▸ INSTRUCTION
Repeat the material below exactly, line for line.

──────── EXTRACTED INFORMATION ────────

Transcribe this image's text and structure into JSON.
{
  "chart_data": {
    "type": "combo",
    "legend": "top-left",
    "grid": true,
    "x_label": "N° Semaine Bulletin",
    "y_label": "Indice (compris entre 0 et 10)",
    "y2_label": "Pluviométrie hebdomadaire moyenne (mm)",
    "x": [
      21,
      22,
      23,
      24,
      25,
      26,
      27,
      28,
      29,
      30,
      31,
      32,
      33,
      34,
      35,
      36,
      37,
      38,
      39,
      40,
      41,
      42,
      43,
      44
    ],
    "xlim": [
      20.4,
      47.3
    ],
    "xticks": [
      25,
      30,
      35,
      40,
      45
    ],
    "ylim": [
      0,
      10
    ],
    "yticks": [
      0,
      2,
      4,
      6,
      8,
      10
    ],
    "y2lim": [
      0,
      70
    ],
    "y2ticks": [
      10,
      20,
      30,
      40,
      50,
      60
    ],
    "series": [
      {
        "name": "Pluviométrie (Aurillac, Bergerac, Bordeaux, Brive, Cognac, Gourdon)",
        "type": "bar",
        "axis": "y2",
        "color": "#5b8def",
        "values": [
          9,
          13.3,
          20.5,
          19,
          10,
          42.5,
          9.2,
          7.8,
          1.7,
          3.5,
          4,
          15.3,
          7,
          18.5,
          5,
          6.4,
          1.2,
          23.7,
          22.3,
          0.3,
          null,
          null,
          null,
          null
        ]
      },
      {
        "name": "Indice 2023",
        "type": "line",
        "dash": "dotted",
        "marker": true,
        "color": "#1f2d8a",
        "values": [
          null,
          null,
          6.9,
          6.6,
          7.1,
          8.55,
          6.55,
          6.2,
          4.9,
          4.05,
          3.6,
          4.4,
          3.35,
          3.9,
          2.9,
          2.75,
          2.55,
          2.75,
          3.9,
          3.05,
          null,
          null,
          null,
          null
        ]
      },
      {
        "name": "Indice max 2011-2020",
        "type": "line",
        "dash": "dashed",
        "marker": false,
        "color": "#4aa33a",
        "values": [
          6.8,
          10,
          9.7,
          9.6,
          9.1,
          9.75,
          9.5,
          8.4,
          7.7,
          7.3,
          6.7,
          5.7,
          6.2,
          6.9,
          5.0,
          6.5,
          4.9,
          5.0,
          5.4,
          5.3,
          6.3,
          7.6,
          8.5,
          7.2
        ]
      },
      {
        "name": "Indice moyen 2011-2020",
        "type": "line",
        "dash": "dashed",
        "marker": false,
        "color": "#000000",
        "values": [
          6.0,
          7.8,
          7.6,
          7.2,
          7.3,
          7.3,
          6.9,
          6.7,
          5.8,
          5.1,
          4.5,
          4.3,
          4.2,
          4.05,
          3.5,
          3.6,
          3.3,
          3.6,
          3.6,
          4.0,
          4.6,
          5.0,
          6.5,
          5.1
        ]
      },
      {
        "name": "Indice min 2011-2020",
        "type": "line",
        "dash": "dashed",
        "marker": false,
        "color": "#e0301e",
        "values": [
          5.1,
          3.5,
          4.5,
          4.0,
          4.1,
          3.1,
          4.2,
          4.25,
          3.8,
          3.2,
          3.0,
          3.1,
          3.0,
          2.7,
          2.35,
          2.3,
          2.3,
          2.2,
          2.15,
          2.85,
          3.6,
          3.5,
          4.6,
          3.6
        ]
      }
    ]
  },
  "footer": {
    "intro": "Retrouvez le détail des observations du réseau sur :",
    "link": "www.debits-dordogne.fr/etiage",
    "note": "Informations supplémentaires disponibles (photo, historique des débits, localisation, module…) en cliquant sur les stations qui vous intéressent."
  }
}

────────

▸ REPLY
Transcribe this image's text and structure into JSON.
{
  "chart_data": {
    "type": "combo",
    "legend": "top-left",
    "grid": true,
    "x_label": "N° Semaine Bulletin",
    "y_label": "Indice (compris entre 0 et 10)",
    "y2_label": "Pluviométrie hebdomadaire moyenne (mm)",
    "x": [
      21,
      22,
      23,
      24,
      25,
      26,
      27,
      28,
      29,
      30,
      31,
      32,
      33,
      34,
      35,
      36,
      37,
      38,
      39,
      40,
      41,
      42,
      43,
      44
    ],
    "xlim": [
      20.4,
      47.3
    ],
    "xticks": [
      25,
      30,
      35,
      40,
      45
    ],
    "ylim": [
      0,
      10
    ],
    "yticks": [
      0,
      2,
      4,
      6,
      8,
      10
    ],
    "y2lim": [
      0,
      70
    ],
    "y2ticks": [
      10,
      20,
      30,
      40,
      50,
      60
    ],
    "series": [
      {
        "name": "Pluviométrie (Aurillac, Bergerac, Bordeaux, Brive, Cognac, Gourdon)",
        "type": "bar",
        "axis": "y2",
        "color": "#5b8def",
        "values": [
          9,
          13.3,
          20.5,
          19,
          10,
          42.5,
          9.2,
          7.8,
          1.7,
          3.5,
          4,
          15.3,
          7,
          18.5,
          5,
          6.4,
          1.2,
          23.7,
          22.3,
          0.3,
          null,
          null,
          null,
          null
        ]
      },
      {
        "name": "Indice 2023",
        "type": "line",
        "dash": "dotted",
        "marker": true,
        "color": "#1f2d8a",
        "values": [
          null,
          null,
          6.9,
          6.6,
          7.1,
          8.55,
          6.55,
          6.2,
          4.9,
          4.05,
          3.6,
          4.4,
          3.35,
          3.9,
          2.9,
          2.75,
          2.55,
          2.75,
          3.9,
          3.05,
          null,
          null,
          null,
          null
        ]
      },
      {
        "name": "Indice max 2011-2020",
        "type": "line",
        "dash": "dashed",
        "marker": false,
        "color": "#4aa33a",
        "values": [
          6.8,
          10,
          9.7,
          9.6,
          9.1,
          9.75,
          9.5,
          8.4,
          7.7,
          7.3,
          6.7,
          5.7,
          6.2,
          6.9,
          5.0,
          6.5,
          4.9,
          5.0,
          5.4,
          5.3,
          6.3,
          7.6,
          8.5,
          7.2
        ]
      },
      {
        "name": "Indice moyen 2011-2020",
        "type": "line",
        "dash": "dashed",
        "marker": false,
        "color": "#000000",
        "values": [
          6.0,
          7.8,
          7.6,
          7.2,
          7.3,
          7.3,
          6.9,
          6.7,
          5.8,
          5.1,
          4.5,
          4.3,
          4.2,
          4.05,
          3.5,
          3.6,
          3.3,
          3.6,
          3.6,
          4.0,
          4.6,
          5.0,
          6.5,
          5.1
        ]
      },
      {
        "name": "Indice min 2011-2020",
        "type": "line",
        "dash": "dashed",
        "marker": false,
        "color": "#e0301e",
        "values": [
          5.1,
          3.5,
          4.5,
          4.0,
          4.1,
          3.1,
          4.2,
          4.25,
          3.8,
          3.2,
          3.0,
          3.1,
          3.0,
          2.7,
          2.35,
          2.3,
          2.3,
          2.2,
          2.15,
          2.85,
          3.6,
          3.5,
          4.6,
          3.6
        ]
      }
    ]
  },
  "footer": {
    "intro": "Retrouvez le détail des observations du réseau sur :",
    "link": "www.debits-dordogne.fr/etiage",
    "note": "Informations supplémentaires disponibles (photo, historique des débits, localisation, module…) en cliquant sur les stations qui vous intéressent."
  }
}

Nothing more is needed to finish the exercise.